Given problem: Work through the following lines and count those that hold the word "населению". Reply with that number only.

A block of data:
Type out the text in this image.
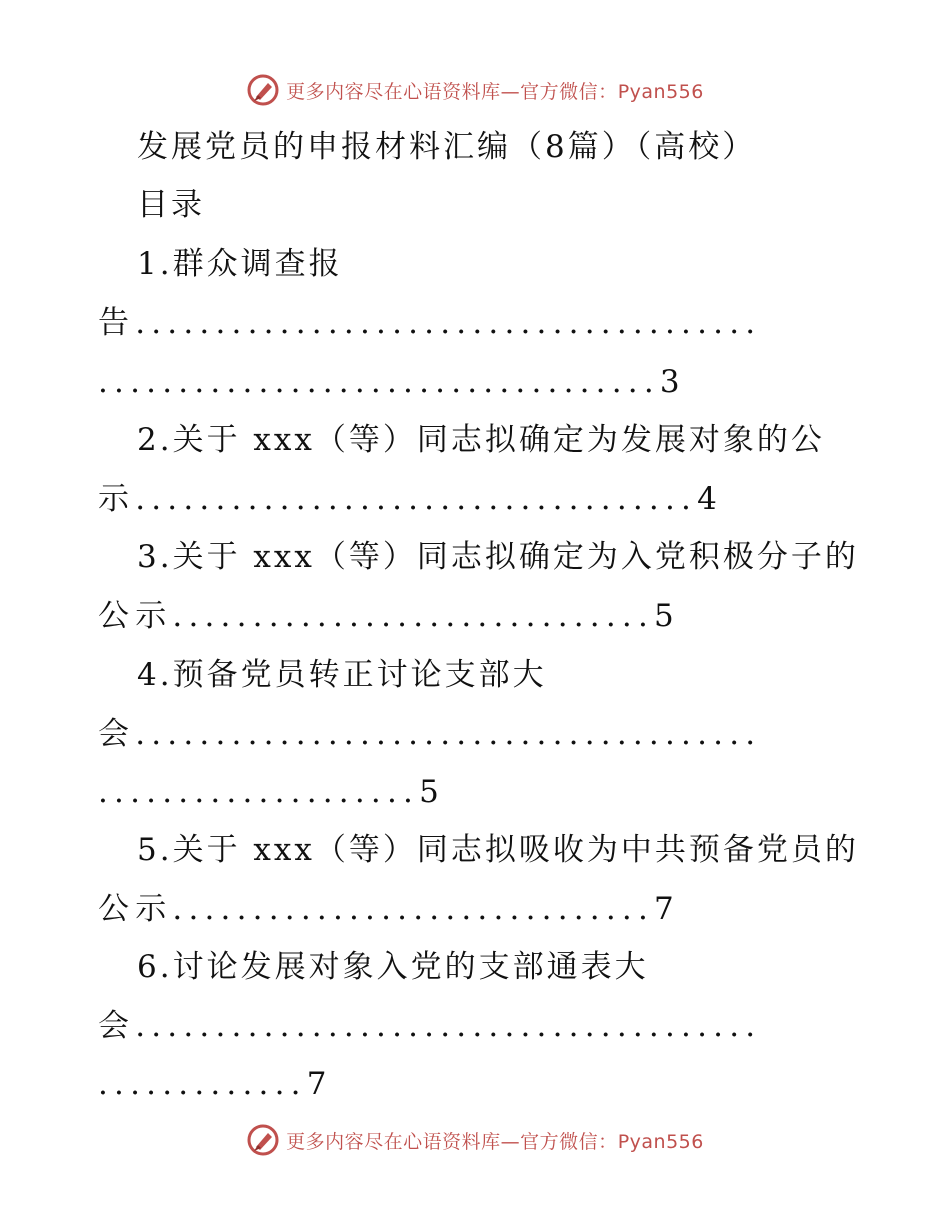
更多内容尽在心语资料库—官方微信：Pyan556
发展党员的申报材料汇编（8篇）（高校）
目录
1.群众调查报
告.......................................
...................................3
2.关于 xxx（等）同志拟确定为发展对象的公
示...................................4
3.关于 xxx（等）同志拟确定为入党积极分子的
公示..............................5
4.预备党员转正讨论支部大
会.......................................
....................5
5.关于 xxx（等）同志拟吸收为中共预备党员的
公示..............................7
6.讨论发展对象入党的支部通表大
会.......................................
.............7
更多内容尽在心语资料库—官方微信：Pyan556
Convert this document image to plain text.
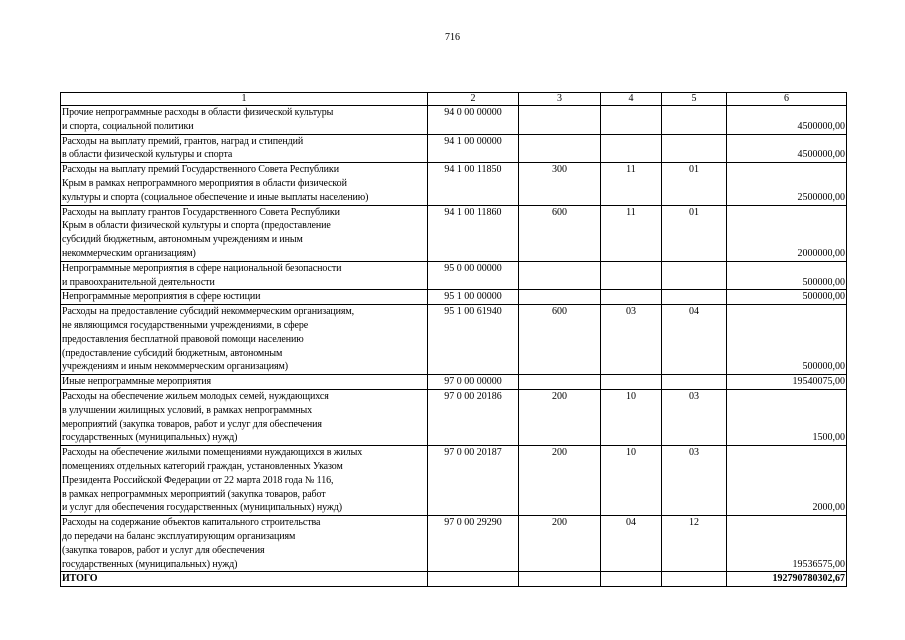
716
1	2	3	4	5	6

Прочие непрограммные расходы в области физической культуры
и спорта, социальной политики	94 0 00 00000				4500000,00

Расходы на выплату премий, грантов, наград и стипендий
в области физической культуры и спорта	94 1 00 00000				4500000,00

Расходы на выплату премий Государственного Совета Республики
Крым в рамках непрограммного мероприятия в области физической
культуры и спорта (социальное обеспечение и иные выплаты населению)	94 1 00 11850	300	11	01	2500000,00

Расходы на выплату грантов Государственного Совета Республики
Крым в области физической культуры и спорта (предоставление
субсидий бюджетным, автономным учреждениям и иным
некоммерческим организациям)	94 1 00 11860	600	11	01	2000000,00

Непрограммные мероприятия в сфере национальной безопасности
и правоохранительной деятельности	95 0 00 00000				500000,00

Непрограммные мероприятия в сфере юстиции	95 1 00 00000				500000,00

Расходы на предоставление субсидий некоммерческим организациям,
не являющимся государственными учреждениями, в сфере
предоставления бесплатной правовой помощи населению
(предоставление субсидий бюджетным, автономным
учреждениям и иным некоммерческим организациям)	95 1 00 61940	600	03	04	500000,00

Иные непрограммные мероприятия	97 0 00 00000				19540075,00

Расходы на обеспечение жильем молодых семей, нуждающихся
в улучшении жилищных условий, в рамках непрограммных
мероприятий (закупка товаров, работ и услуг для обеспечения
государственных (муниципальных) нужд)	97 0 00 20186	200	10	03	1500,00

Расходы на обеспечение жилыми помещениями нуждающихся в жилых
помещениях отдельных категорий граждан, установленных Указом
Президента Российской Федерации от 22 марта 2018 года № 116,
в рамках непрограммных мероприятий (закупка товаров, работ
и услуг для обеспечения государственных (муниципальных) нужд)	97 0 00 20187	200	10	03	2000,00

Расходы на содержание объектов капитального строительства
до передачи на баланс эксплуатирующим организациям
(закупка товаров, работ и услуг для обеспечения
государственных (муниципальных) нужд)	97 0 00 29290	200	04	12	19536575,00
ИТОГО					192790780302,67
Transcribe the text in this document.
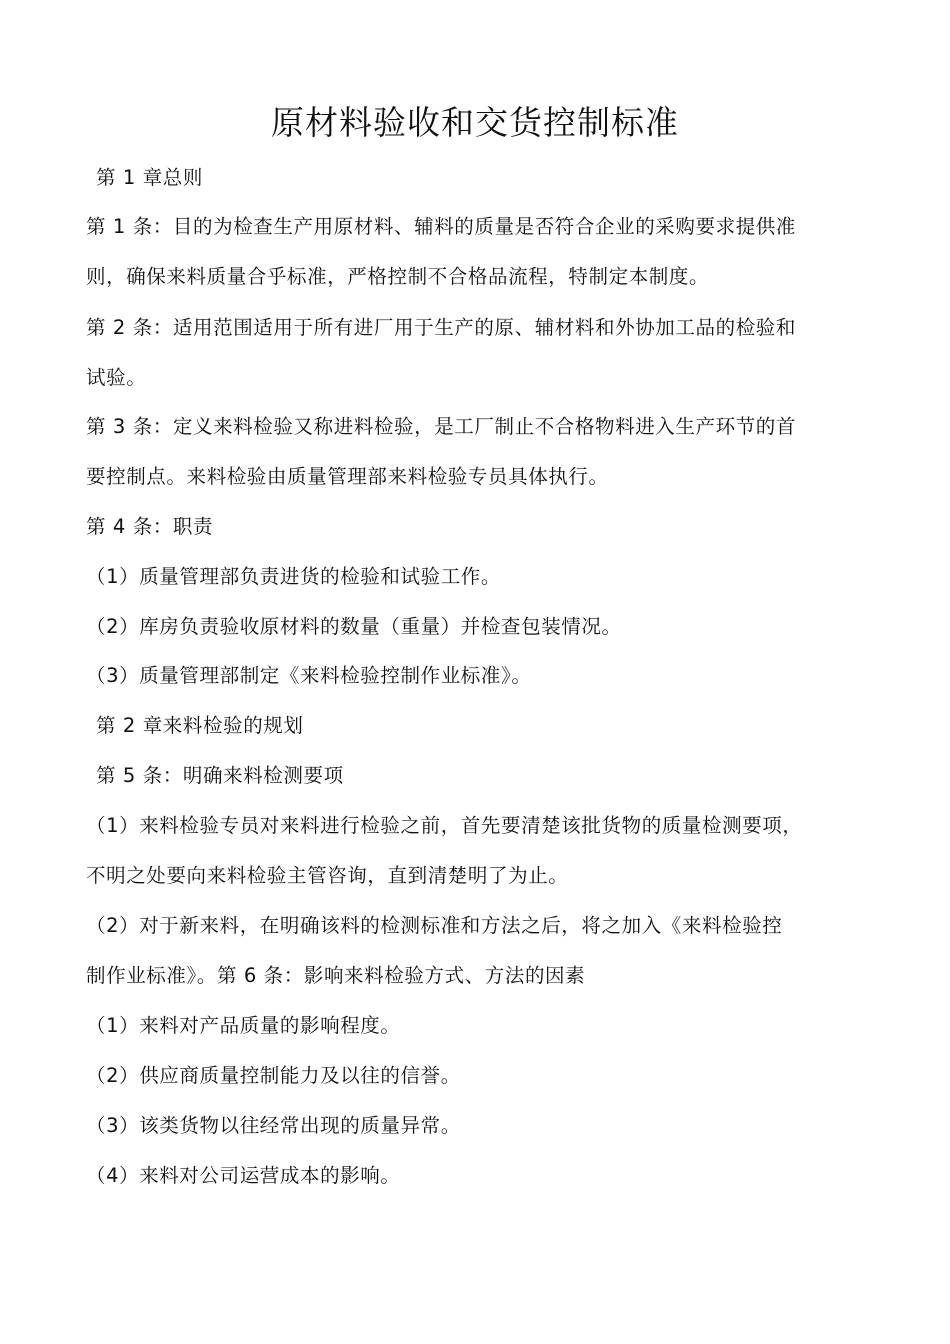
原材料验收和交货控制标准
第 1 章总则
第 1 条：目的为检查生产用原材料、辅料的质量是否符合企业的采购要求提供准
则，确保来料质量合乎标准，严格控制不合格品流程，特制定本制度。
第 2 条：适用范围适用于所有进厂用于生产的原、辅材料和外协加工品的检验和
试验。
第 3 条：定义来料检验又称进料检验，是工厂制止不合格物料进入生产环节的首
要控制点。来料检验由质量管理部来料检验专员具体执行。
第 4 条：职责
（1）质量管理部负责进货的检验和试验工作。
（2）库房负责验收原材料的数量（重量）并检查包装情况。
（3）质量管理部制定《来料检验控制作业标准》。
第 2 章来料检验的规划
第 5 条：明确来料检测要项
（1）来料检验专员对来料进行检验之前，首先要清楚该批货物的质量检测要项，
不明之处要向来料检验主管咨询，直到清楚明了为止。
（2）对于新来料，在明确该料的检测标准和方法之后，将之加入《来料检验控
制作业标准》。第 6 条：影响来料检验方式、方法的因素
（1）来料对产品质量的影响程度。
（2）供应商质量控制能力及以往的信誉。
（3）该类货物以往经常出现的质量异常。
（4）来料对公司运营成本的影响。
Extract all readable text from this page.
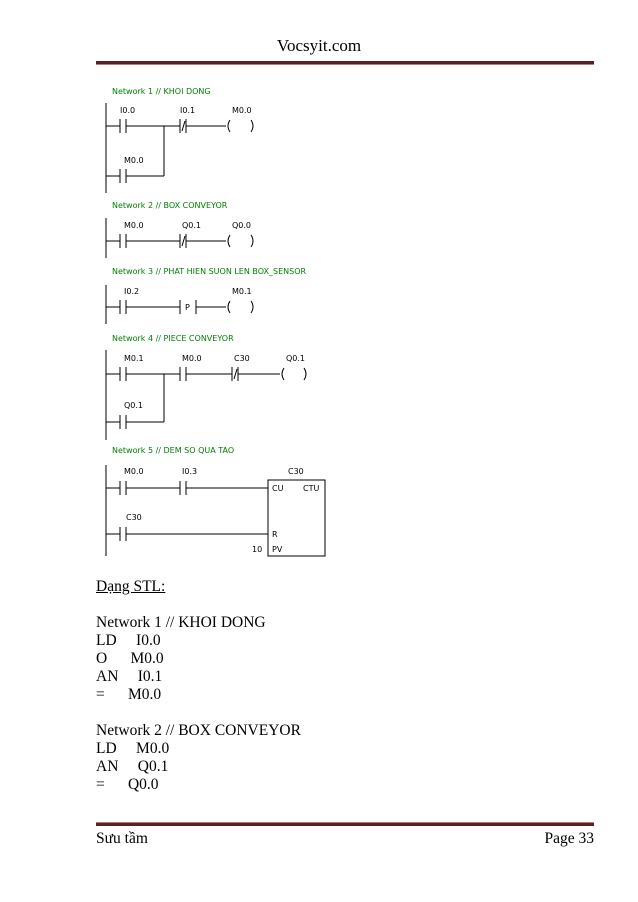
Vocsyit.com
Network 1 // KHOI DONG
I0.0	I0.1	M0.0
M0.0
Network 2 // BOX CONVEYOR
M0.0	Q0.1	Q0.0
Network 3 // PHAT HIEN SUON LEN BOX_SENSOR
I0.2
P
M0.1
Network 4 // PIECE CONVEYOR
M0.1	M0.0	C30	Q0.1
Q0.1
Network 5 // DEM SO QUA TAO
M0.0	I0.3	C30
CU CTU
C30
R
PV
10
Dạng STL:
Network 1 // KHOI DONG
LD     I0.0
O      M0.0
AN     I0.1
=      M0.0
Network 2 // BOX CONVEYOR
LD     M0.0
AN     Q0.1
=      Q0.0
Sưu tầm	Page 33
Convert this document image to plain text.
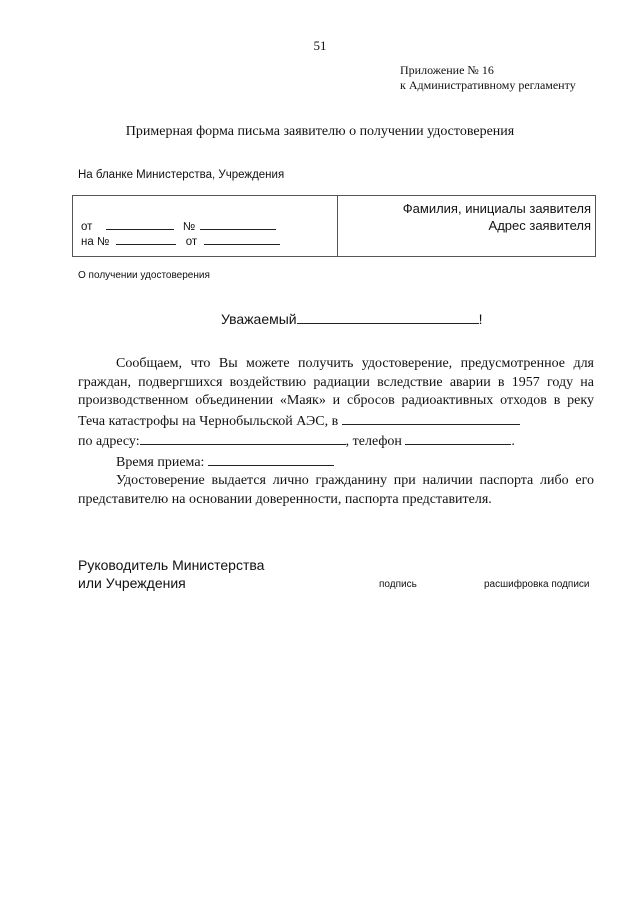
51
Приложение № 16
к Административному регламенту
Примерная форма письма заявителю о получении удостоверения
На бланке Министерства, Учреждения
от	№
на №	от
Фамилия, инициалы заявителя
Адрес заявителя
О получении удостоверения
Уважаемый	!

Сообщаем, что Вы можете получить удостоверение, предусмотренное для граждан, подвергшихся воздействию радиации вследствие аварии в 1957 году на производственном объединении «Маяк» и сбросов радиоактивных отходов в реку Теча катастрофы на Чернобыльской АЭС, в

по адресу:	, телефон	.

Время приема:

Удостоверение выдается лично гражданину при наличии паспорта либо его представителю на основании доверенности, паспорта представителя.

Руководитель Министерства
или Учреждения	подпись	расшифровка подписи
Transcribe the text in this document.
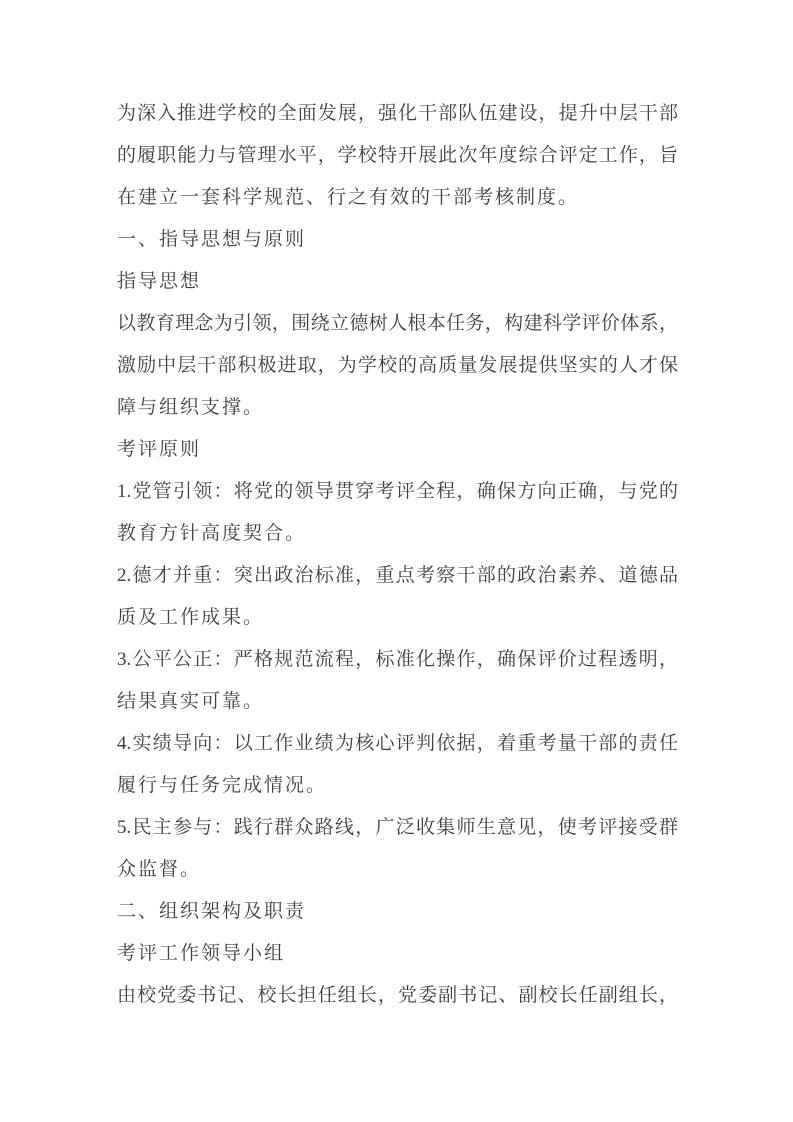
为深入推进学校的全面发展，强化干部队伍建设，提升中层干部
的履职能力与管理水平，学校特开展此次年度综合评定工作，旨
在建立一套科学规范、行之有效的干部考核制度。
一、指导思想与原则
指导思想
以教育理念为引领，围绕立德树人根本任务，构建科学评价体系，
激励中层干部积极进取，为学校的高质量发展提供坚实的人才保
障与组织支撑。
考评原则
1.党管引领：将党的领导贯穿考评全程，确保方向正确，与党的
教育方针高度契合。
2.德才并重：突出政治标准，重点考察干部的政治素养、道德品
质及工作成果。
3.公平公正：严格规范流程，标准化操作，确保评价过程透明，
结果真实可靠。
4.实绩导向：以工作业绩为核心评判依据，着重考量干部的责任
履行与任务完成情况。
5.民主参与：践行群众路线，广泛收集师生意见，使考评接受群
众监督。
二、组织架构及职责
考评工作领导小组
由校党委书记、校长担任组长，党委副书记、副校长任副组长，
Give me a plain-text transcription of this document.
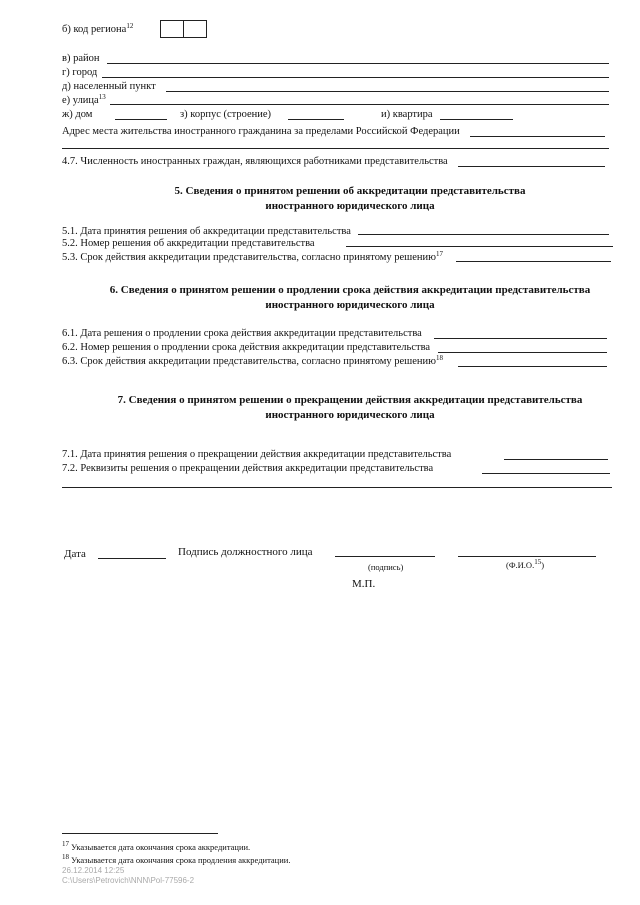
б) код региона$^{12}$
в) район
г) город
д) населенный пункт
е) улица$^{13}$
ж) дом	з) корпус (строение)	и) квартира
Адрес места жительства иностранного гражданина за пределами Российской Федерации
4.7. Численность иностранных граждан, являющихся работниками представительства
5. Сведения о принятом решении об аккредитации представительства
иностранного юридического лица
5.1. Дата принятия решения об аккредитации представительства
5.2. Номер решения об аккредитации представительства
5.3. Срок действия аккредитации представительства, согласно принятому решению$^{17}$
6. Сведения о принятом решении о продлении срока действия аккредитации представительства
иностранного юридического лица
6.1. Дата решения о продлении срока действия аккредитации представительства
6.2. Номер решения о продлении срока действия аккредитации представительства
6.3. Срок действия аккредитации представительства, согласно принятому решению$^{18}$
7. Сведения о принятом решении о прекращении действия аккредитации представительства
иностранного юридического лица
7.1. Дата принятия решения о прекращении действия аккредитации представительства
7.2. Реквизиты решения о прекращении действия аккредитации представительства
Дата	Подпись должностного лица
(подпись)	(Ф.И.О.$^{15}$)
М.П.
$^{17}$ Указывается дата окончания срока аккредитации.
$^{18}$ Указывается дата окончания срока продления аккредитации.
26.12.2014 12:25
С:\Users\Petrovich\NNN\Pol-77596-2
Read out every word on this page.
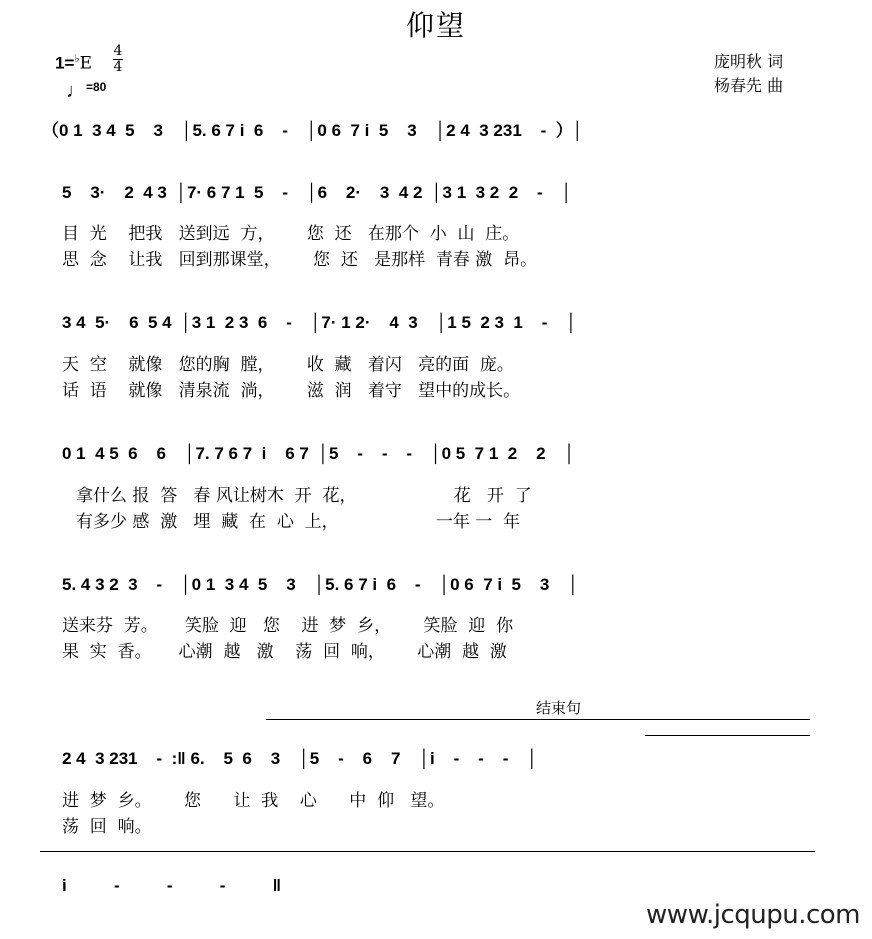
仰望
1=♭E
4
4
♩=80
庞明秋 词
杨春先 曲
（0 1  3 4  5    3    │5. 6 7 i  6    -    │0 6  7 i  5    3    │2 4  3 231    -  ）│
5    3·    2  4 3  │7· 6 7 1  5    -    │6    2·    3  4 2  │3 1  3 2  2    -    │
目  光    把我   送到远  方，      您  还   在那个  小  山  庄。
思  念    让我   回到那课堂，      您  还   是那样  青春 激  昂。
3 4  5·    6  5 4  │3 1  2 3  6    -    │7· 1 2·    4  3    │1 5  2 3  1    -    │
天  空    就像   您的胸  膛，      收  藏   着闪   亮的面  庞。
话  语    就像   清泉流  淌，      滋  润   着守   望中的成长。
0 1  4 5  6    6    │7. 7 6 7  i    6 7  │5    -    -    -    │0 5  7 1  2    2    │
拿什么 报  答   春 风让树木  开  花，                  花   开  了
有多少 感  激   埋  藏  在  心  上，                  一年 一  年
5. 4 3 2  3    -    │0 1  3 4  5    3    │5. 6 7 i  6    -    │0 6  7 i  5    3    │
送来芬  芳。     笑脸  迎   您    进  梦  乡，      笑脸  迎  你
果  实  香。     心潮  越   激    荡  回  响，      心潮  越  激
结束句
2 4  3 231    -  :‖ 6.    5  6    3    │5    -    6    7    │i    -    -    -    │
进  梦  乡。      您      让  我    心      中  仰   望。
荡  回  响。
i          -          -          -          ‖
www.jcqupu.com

Reply to the task: 2